TASK GOAL: Return the records in full, exactly as given.

MATERIAL PROVIDED:
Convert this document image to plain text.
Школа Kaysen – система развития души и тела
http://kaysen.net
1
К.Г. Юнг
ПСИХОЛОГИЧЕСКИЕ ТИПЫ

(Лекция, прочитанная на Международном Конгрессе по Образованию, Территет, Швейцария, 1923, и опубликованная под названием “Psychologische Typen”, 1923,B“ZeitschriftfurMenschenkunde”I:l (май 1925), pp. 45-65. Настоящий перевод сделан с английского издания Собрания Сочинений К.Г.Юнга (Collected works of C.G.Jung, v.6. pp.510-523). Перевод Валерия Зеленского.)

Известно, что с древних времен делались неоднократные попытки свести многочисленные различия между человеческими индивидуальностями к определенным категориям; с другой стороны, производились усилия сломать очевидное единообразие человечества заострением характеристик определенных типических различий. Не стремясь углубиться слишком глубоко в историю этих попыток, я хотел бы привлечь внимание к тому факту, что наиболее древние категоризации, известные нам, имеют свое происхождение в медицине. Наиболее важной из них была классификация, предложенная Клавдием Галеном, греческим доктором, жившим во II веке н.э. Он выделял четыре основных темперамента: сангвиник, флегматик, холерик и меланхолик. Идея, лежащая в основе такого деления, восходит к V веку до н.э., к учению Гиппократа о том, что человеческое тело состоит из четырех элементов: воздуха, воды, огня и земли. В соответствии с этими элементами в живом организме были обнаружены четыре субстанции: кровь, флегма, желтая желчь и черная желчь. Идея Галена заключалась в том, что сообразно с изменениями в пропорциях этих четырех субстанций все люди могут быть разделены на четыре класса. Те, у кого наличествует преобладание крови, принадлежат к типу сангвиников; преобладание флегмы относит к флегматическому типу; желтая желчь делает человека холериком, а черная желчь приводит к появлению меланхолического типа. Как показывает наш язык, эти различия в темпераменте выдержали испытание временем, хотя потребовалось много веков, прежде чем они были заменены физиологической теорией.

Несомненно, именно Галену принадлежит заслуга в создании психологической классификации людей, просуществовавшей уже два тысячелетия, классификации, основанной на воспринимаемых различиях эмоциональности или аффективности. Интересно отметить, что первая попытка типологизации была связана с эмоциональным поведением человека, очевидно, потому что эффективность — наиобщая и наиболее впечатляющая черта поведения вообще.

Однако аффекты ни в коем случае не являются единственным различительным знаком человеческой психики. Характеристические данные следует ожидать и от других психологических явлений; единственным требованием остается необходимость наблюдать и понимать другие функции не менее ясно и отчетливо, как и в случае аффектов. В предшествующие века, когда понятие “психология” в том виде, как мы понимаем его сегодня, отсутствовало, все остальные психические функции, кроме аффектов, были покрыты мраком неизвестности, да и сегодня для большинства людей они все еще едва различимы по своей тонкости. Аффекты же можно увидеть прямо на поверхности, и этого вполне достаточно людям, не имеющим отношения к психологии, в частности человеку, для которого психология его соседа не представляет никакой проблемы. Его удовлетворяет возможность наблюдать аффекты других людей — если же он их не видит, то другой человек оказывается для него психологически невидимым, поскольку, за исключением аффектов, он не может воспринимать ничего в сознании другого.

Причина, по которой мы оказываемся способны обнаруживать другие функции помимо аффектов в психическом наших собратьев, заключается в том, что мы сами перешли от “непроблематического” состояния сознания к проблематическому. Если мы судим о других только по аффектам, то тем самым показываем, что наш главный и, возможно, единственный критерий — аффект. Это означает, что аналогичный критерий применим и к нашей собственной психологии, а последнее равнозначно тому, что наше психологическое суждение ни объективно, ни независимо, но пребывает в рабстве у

SOLUTION FOR THIS TASK:
Convert this document image to plain text.
Школа Kaysen – система развития души и тела
http://kaysen.net
1
К.Г. Юнг
ПСИХОЛОГИЧЕСКИЕ ТИПЫ

(Лекция, прочитанная на Международном Конгрессе по Образованию, Территет, Швейцария, 1923, и опубликованная под названием “Psychologische Typen”, 1923,B“ZeitschriftfurMenschenkunde”I:l (май 1925), pp. 45-65. Настоящий перевод сделан с английского издания Собрания Сочинений К.Г.Юнга (Collected works of C.G.Jung, v.6. pp.510-523). Перевод Валерия Зеленского.)

Известно, что с древних времен делались неоднократные попытки свести многочисленные различия между человеческими индивидуальностями к определенным категориям; с другой стороны, производились усилия сломать очевидное единообразие человечества заострением характеристик определенных типических различий. Не стремясь углубиться слишком глубоко в историю этих попыток, я хотел бы привлечь внимание к тому факту, что наиболее древние категоризации, известные нам, имеют свое происхождение в медицине. Наиболее важной из них была классификация, предложенная Клавдием Галеном, греческим доктором, жившим во II веке н.э. Он выделял четыре основных темперамента: сангвиник, флегматик, холерик и меланхолик. Идея, лежащая в основе такого деления, восходит к V веку до н.э., к учению Гиппократа о том, что человеческое тело состоит из четырех элементов: воздуха, воды, огня и земли. В соответствии с этими элементами в живом организме были обнаружены четыре субстанции: кровь, флегма, желтая желчь и черная желчь. Идея Галена заключалась в том, что сообразно с изменениями в пропорциях этих четырех субстанций все люди могут быть разделены на четыре класса. Те, у кого наличествует преобладание крови, принадлежат к типу сангвиников; преобладание флегмы относит к флегматическому типу; желтая желчь делает человека холериком, а черная желчь приводит к появлению меланхолического типа. Как показывает наш язык, эти различия в темпераменте выдержали испытание временем, хотя потребовалось много веков, прежде чем они были заменены физиологической теорией.

Несомненно, именно Галену принадлежит заслуга в создании психологической классификации людей, просуществовавшей уже два тысячелетия, классификации, основанной на воспринимаемых различиях эмоциональности или аффективности. Интересно отметить, что первая попытка типологизации была связана с эмоциональным поведением человека, очевидно, потому что эффективность — наиобщая и наиболее впечатляющая черта поведения вообще.

Однако аффекты ни в коем случае не являются единственным различительным знаком человеческой психики. Характеристические данные следует ожидать и от других психологических явлений; единственным требованием остается необходимость наблюдать и понимать другие функции не менее ясно и отчетливо, как и в случае аффектов. В предшествующие века, когда понятие “психология” в том виде, как мы понимаем его сегодня, отсутствовало, все остальные психические функции, кроме аффектов, были покрыты мраком неизвестности, да и сегодня для большинства людей они все еще едва различимы по своей тонкости. Аффекты же можно увидеть прямо на поверхности, и этого вполне достаточно людям, не имеющим отношения к психологии, в частности человеку, для которого психология его соседа не представляет никакой проблемы. Его удовлетворяет возможность наблюдать аффекты других людей — если же он их не видит, то другой человек оказывается для него психологически невидимым, поскольку, за исключением аффектов, он не может воспринимать ничего в сознании другого.

Причина, по которой мы оказываемся способны обнаруживать другие функции помимо аффектов в психическом наших собратьев, заключается в том, что мы сами перешли от “непроблематического” состояния сознания к проблематическому. Если мы судим о других только по аффектам, то тем самым показываем, что наш главный и, возможно, единственный критерий — аффект. Это означает, что аналогичный критерий применим и к нашей собственной психологии, а последнее равнозначно тому, что наше психологическое суждение ни объективно, ни независимо, но пребывает в рабстве у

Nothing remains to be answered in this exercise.